• **What the task requires**
Bring together all lines of the material below that contain the string "satisfaction".

• **Exercise data**
● ● ● ● ● ● ●

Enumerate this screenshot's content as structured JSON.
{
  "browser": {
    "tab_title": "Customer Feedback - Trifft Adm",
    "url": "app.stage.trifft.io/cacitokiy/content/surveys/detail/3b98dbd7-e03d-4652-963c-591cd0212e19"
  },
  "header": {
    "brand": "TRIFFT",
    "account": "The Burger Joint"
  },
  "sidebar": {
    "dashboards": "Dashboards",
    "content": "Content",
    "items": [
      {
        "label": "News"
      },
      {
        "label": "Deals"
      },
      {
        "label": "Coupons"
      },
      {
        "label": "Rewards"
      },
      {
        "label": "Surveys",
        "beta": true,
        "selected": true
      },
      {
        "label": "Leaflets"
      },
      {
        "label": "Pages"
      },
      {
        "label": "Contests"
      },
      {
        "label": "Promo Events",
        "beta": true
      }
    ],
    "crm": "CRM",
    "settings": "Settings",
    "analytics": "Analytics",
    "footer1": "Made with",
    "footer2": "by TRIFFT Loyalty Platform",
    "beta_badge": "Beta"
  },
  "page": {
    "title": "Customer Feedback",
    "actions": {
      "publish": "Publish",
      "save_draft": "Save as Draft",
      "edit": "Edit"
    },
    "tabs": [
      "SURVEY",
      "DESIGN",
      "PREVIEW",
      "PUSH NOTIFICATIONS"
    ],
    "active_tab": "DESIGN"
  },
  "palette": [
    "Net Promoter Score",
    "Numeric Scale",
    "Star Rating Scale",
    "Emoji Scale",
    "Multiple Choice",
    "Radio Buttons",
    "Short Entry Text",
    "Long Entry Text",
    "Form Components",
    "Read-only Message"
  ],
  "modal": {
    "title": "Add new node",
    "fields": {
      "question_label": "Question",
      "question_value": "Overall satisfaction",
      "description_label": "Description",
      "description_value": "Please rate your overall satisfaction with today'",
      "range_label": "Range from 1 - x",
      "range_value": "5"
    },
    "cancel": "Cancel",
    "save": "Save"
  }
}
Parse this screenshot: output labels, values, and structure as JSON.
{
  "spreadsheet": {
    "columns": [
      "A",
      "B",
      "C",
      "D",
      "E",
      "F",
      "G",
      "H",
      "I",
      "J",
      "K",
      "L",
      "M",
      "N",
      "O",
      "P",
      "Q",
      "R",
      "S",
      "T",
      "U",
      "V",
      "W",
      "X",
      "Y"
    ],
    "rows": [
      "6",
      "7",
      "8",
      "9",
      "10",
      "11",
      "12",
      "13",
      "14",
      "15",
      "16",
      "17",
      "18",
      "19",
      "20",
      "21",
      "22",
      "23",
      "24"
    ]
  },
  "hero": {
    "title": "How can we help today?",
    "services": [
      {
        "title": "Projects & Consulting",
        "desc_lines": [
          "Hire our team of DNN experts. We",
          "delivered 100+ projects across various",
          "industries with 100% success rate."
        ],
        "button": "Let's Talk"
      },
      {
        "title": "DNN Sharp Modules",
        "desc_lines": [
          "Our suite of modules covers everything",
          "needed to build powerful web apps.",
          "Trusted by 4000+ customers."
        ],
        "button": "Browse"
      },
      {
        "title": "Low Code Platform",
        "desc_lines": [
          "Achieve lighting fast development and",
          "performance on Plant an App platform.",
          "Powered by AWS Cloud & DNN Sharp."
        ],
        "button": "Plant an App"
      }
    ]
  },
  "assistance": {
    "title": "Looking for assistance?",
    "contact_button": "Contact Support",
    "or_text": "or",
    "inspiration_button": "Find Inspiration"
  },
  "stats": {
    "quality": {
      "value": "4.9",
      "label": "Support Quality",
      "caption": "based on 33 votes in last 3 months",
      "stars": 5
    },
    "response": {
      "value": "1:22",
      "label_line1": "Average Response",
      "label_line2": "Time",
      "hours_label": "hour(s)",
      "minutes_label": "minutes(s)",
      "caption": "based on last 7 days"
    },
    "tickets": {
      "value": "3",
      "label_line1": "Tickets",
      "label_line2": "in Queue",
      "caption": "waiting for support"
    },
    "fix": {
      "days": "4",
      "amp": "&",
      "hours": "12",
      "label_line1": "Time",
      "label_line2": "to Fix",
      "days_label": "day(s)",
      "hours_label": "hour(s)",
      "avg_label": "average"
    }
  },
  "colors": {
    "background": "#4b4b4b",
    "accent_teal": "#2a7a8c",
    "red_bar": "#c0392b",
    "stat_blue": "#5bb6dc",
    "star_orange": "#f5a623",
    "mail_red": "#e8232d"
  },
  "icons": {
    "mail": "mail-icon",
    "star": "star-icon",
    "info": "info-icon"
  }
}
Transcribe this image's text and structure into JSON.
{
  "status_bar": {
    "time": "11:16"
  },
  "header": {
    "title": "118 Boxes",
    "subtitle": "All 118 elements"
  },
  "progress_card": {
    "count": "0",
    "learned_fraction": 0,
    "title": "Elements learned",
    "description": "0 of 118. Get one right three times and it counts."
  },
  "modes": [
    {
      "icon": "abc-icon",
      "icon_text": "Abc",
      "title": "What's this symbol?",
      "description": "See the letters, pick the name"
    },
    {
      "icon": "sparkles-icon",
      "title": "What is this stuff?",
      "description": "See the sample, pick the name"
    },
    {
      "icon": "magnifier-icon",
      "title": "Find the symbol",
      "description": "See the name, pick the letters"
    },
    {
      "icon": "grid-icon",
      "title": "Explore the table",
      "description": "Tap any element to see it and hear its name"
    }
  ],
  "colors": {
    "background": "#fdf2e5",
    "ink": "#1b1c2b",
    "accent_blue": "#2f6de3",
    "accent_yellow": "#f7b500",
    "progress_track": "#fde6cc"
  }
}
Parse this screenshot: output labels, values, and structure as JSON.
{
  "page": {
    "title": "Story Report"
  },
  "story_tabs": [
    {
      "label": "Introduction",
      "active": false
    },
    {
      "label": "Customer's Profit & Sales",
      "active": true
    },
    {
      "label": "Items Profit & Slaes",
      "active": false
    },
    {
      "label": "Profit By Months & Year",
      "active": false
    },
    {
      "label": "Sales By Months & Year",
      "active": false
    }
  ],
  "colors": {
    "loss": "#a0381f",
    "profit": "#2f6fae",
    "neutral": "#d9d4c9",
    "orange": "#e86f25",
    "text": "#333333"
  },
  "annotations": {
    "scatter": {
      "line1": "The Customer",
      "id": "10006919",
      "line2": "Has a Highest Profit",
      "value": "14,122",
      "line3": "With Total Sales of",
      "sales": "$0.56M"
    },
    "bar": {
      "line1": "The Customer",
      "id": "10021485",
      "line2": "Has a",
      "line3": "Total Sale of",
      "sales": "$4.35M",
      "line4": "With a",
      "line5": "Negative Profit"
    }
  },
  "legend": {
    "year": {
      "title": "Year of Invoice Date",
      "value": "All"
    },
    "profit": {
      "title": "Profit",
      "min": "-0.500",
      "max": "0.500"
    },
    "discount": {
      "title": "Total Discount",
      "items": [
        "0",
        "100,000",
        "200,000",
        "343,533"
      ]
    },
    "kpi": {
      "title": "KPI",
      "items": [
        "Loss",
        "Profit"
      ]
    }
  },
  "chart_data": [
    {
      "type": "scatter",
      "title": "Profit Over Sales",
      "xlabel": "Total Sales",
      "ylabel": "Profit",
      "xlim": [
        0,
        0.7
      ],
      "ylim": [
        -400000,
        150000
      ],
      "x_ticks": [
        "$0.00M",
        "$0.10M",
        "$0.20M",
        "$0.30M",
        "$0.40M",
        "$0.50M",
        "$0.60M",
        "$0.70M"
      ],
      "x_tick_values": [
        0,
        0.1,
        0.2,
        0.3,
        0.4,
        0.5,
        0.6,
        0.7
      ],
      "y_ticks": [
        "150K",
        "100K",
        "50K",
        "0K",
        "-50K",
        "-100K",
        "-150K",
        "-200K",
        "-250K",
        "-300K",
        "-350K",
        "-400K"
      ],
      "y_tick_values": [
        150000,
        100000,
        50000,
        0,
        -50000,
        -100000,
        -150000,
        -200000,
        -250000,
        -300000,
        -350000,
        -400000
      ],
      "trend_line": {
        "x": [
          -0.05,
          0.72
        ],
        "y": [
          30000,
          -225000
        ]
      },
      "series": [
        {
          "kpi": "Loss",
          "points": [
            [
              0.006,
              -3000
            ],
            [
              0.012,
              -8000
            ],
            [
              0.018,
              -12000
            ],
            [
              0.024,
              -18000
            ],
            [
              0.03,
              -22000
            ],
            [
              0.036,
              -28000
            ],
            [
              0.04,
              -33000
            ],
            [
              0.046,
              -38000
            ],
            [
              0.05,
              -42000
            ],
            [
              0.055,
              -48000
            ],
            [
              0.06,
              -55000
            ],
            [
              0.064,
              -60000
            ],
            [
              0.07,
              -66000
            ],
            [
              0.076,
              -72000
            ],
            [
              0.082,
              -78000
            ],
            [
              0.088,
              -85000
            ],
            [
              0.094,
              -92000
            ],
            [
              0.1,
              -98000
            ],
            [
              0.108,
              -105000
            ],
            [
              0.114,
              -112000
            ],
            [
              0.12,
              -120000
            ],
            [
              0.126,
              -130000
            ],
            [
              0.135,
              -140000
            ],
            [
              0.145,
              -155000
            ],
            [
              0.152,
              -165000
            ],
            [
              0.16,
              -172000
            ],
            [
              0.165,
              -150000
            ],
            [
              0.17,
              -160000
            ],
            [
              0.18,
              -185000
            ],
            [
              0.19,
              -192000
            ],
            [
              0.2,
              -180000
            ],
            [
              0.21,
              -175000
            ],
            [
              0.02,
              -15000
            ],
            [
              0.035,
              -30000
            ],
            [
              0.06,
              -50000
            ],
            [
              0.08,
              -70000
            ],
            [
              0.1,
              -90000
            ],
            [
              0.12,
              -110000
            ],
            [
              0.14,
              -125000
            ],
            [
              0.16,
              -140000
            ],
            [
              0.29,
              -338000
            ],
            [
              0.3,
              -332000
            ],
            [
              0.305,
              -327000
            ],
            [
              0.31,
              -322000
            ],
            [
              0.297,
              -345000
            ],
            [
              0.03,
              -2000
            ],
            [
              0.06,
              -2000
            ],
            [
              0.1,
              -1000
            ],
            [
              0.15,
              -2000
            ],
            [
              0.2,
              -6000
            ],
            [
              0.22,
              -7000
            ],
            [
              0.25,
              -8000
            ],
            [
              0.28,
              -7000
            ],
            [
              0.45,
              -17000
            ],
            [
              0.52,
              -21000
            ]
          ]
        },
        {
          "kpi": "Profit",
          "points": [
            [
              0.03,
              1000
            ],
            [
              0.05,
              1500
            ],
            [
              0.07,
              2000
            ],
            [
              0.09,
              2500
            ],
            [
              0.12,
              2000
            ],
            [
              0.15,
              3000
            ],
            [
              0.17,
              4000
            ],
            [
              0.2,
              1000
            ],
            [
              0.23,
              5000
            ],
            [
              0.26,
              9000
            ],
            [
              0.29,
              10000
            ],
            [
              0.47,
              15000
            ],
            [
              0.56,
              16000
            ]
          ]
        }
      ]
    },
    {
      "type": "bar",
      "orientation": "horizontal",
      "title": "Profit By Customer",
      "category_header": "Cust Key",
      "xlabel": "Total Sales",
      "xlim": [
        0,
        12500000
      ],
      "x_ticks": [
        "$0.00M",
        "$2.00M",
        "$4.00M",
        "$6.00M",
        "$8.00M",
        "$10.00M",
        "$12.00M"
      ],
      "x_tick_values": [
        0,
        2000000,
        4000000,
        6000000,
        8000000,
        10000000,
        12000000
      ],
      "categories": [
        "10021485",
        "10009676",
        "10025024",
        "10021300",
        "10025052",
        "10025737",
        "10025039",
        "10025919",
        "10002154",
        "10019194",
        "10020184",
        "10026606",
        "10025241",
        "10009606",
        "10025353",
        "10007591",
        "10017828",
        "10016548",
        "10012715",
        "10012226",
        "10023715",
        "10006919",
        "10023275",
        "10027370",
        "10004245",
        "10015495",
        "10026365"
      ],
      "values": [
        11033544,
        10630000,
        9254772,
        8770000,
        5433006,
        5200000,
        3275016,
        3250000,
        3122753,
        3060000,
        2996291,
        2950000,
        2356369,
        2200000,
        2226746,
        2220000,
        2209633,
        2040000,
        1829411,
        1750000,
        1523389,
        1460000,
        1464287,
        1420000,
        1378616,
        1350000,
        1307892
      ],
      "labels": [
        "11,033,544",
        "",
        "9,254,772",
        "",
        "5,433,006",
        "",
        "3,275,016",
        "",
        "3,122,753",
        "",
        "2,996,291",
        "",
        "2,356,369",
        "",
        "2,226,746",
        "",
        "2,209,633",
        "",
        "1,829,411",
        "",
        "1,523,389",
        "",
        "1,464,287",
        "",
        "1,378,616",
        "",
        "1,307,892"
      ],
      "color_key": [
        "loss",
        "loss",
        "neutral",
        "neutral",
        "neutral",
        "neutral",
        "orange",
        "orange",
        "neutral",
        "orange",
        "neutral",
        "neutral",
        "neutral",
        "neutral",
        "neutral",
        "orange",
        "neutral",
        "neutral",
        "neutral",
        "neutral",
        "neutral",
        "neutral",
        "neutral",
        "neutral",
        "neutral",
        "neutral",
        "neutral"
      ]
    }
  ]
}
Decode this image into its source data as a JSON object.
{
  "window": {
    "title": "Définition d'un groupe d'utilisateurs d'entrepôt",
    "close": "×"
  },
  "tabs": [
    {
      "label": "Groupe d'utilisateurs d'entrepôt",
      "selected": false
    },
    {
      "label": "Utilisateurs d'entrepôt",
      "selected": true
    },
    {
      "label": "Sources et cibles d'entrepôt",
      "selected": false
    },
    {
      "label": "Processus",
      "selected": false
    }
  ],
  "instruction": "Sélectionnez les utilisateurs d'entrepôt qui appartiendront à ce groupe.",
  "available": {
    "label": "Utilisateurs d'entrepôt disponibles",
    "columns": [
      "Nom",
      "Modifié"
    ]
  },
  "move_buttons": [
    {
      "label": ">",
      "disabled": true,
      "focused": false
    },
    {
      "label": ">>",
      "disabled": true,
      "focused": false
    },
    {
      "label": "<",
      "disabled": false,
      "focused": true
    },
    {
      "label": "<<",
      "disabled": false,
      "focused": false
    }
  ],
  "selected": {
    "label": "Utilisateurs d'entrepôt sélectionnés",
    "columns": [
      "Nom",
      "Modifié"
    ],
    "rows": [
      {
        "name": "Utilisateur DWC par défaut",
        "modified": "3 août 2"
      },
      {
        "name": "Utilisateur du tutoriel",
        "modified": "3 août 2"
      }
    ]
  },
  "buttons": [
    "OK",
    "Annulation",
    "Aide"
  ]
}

● ● ● ● ● ● ●

• **In response**
      "question_value": "Overall satisfaction",
      "description_value": "Please rate your overall satisfaction with today'",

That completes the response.